## SHORT PROBLEM
In the passage on DDC-I, retype word for word the part that opens with the words "Last updated" and closes with "Oest, founder (retired)".

## QUOTED PASSAGE
##############################

DDC-I

Last updated
DDC-I, Inc.
Company type Privately held
Industry safety-critical embedded software
Founded1985;39 years ago (1985) in Kongens Lyngby, Denmark
Headquarters Phoenix, Arizona
Key people
Bob Morris, President/CEO
Dr. Ole Oest, founder (retired)
Products Real-time operating systems: Deos, HeartOS
Compiler systems: Ada
Website www.ddci.com

DDC-I, Inc. is a privately held company providing software development of real-time operating systems, software development tools, and software services for safety-critical embedded applications, headquartered in Phoenix, Arizona. It was first created in 1985 as the Danish firm DDC International A/S (also known as DDC-I A/S), a commercial outgrowth of Dansk Datamatik Center, a Danish software research and development organization of the 1980s. The American subsidiary was created in 1986. For many years, the firm specialized in language compilers for the programming language Ada.

Contents

In 2003, the Danish office was closed and all operations moved to the Phoenix location.

Origins

The origins of DDC International A/S lay in Dansk Datamatik Center, a Danish software research and development organization that was formed in 1979 to demonstrate the value of using modern techniques, especially those involving formal methods, in software design and development. Among its several projects was the creation of a compiler system for the programming language Ada. Ada was a difficult language to implement and early compiler projects for it often proved disappointments. [1] But the DDC compiler design was sound and it first passed the United States Department of Defense-sponsored Ada Compiler Validation Capability (ACVC) standardized suite of language and runtime tests on a VAX/VMS system in September 1984. [2] As such, it was the first European Ada compiler to meet this standard. [3] [4]

Success of the Ada project led to a separate company being formed in 1985, called DDC International A/S, with the purpose of commercializing the Ada compiler system product. [5] Like its originator, it was based in Lyngby, Denmark. Ole N. Oest was named the managing director of DDC International. [6] In 1986, DDC-I, Inc. was founded as the American subsidiary company. [7] Located in Phoenix, Arizona, it focused on sales, customer support, and engineering consulting activities in the United States. [8]

Ada compiler

DDC International A/S was housed in a converted textile mill in Lyngby, Denmark, here seen in 1990. Dansk Cardin and Textil Fabrik building in Lyngby.jpg
DDC International A/S was housed in a converted textile mill in Lyngby, Denmark, here seen in 1990.

##############################

(Records)
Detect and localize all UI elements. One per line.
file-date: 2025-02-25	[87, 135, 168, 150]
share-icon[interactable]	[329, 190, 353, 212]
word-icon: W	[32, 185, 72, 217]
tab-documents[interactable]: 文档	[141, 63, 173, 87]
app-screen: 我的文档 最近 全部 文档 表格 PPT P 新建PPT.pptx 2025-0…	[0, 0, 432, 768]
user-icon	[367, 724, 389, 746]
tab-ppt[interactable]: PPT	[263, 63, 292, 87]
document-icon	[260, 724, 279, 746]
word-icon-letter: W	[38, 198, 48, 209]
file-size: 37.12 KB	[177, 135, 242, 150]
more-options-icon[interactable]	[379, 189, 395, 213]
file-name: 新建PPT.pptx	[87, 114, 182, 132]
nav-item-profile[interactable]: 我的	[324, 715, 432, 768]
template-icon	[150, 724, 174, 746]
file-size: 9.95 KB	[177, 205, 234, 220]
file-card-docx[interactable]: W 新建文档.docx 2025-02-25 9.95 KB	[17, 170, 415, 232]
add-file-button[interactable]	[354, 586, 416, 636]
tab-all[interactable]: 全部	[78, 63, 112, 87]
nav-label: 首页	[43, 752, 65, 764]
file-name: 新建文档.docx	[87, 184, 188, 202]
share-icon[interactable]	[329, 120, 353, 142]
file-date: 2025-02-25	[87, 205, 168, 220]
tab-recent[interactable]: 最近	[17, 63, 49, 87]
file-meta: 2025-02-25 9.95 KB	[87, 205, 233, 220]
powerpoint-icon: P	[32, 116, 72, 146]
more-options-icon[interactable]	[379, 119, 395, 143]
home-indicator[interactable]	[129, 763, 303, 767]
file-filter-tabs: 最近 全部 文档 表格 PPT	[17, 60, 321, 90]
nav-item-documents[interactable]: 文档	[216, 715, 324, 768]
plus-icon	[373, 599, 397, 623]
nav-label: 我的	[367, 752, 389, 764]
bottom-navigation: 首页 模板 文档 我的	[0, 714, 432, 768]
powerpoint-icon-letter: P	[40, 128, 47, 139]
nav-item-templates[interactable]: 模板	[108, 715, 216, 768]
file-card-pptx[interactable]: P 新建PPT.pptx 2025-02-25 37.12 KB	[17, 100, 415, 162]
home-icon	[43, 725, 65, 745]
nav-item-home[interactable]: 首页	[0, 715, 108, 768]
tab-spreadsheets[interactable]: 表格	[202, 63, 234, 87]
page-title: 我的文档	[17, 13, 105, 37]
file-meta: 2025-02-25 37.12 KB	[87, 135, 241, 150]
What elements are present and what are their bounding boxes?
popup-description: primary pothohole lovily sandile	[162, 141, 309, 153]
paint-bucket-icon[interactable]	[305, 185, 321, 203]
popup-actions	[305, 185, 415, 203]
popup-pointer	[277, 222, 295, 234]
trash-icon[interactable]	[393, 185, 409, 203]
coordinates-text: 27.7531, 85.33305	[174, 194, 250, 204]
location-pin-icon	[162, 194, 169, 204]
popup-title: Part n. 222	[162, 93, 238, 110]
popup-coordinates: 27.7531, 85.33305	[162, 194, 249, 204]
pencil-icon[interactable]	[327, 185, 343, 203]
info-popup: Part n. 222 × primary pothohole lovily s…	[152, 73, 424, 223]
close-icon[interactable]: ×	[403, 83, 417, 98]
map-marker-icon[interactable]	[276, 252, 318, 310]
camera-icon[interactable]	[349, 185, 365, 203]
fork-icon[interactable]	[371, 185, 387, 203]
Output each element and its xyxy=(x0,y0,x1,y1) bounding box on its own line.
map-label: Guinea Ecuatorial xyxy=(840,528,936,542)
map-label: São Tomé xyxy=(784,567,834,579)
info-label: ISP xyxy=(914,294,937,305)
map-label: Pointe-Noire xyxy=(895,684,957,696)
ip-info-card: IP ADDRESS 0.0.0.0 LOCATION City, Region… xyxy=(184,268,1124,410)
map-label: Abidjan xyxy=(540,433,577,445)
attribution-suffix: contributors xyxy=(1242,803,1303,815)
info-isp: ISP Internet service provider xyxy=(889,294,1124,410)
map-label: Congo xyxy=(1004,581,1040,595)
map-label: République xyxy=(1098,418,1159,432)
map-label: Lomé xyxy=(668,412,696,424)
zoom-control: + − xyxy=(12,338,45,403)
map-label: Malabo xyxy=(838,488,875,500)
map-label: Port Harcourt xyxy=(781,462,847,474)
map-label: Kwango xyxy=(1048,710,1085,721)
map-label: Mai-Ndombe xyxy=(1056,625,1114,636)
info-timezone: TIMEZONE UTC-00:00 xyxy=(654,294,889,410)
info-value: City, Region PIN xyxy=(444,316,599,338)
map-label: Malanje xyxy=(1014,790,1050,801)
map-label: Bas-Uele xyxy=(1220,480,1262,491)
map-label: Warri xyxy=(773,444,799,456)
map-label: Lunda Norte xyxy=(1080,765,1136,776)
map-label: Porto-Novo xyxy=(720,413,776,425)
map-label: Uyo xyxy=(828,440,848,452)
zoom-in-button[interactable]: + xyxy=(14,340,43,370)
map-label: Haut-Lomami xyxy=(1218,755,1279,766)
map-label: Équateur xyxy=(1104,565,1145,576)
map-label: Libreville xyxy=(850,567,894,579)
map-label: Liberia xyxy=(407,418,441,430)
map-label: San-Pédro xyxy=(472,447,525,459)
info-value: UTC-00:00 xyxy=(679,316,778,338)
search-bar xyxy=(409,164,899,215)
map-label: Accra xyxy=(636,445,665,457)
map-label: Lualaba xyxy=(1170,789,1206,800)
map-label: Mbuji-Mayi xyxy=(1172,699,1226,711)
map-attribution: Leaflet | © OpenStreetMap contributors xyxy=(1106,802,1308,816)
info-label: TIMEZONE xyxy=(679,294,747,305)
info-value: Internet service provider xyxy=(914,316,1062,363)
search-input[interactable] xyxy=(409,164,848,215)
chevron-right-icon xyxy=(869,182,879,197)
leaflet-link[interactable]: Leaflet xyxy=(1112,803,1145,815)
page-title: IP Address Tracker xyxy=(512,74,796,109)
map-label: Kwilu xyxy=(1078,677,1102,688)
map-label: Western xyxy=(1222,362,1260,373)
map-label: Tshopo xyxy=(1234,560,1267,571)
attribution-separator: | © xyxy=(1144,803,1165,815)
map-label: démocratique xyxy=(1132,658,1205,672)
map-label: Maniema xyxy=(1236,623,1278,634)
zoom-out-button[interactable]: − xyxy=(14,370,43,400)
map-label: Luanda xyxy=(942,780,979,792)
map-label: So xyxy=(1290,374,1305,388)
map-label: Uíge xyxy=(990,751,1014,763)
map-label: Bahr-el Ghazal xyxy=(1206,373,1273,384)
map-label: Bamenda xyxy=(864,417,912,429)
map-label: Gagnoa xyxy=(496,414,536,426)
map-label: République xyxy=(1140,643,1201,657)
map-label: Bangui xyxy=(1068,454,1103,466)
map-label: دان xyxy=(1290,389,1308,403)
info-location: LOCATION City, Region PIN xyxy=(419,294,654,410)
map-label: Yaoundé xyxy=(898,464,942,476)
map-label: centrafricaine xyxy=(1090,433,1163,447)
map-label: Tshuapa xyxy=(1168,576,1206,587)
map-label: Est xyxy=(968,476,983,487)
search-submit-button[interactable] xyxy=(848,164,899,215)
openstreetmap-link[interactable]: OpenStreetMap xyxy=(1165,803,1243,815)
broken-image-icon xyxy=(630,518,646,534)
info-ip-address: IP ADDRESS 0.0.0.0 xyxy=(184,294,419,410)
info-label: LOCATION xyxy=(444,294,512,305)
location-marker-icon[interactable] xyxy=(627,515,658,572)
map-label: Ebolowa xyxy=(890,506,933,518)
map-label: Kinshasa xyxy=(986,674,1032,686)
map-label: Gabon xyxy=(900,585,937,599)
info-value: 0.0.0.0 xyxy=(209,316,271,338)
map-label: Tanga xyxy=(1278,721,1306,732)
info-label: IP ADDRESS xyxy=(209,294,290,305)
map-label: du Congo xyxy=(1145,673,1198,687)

##############################

## RESPONSE TO THE EXERCISE
Last updated
DDC-I, Inc.
Company type Privately held
Industry safety-critical embedded software
Founded1985;39 years ago (1985) in Kongens Lyngby, Denmark
Headquarters Phoenix, Arizona
Key people
Bob Morris, President/CEO
Dr. Ole Oest, founder (retired)